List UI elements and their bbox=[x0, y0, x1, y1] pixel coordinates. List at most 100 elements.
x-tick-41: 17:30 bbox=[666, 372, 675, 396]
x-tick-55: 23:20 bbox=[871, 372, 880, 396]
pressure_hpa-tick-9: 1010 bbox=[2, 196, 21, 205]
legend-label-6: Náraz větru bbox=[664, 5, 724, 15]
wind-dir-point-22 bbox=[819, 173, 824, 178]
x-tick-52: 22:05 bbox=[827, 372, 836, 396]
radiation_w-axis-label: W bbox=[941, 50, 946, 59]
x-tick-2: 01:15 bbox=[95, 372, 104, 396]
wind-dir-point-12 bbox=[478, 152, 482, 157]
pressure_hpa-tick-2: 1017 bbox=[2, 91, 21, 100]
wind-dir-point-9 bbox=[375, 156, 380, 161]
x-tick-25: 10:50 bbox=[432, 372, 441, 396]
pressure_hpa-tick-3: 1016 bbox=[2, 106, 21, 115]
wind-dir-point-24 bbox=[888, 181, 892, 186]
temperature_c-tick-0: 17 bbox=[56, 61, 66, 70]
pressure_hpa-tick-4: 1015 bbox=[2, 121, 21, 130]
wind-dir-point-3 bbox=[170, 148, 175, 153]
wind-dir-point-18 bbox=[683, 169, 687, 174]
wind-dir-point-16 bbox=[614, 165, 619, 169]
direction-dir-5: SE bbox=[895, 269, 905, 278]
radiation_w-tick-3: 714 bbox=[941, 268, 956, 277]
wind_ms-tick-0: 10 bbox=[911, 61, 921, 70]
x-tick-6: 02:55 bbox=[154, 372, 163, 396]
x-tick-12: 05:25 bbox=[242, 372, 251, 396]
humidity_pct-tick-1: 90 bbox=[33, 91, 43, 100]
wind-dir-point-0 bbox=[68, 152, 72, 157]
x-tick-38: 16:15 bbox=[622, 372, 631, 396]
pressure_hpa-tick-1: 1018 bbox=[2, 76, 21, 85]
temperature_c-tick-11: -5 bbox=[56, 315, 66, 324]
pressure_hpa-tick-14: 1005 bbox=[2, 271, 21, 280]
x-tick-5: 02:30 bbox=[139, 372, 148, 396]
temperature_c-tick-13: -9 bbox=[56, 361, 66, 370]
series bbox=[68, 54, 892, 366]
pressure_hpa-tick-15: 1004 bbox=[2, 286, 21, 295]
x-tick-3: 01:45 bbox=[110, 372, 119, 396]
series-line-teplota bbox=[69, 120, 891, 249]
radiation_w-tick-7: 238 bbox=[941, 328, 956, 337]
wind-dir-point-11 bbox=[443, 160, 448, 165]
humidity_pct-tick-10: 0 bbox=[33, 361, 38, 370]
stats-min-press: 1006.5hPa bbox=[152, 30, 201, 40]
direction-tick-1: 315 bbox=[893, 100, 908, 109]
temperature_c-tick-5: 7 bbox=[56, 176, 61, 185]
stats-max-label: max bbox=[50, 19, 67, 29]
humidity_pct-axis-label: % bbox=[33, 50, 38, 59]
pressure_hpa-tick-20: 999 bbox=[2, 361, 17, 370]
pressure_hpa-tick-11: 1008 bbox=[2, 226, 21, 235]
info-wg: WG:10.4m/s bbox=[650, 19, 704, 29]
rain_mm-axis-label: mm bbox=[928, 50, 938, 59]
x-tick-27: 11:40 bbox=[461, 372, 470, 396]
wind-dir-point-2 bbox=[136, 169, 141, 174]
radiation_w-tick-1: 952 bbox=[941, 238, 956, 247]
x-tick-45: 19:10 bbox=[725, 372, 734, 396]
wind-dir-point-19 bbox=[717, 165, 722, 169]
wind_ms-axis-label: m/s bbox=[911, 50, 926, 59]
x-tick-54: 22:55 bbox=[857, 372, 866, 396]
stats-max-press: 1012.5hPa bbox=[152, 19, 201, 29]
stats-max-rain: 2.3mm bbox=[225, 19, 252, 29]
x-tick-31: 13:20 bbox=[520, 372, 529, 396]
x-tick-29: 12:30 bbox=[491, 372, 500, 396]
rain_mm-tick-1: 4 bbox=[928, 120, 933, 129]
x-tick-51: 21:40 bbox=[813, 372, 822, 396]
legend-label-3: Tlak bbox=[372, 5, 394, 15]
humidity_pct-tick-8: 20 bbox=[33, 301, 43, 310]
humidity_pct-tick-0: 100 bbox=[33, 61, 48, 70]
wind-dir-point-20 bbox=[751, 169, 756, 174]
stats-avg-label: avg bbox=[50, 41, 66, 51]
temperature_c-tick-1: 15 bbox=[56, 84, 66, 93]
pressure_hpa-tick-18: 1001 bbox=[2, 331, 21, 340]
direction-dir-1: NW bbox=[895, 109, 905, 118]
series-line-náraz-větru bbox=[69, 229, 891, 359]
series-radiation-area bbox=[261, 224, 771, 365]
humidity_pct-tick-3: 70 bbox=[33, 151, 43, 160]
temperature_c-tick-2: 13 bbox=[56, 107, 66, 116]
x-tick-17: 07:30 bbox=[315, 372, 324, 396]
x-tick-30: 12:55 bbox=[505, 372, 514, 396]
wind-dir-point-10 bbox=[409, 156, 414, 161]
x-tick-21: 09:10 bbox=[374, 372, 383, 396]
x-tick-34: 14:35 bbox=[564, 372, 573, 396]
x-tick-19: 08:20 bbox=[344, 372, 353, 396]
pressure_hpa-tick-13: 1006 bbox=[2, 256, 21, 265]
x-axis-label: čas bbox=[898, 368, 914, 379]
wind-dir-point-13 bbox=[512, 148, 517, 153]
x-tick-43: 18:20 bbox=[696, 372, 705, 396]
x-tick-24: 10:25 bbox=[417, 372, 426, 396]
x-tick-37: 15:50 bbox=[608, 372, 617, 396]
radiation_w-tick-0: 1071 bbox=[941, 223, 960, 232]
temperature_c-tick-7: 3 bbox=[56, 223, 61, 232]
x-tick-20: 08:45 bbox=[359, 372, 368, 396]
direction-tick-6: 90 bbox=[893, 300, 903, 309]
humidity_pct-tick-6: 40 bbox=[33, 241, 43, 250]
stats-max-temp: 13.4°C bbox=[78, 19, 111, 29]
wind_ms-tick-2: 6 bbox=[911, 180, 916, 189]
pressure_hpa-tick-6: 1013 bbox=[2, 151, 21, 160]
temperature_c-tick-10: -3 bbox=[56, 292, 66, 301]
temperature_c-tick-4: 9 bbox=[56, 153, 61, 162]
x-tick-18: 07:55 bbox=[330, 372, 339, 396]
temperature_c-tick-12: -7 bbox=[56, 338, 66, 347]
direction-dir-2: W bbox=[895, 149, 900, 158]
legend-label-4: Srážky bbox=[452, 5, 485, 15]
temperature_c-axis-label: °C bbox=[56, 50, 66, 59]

---

Pick out each line in the data above that contains the string "axis". Copy every such line in full.

radiation_w-axis-label: W bbox=[941, 50, 946, 59]
humidity_pct-axis-label: % bbox=[33, 50, 38, 59]
rain_mm-axis-label: mm bbox=[928, 50, 938, 59]
wind_ms-axis-label: m/s bbox=[911, 50, 926, 59]
x-axis-label: čas bbox=[898, 368, 914, 379]
temperature_c-axis-label: °C bbox=[56, 50, 66, 59]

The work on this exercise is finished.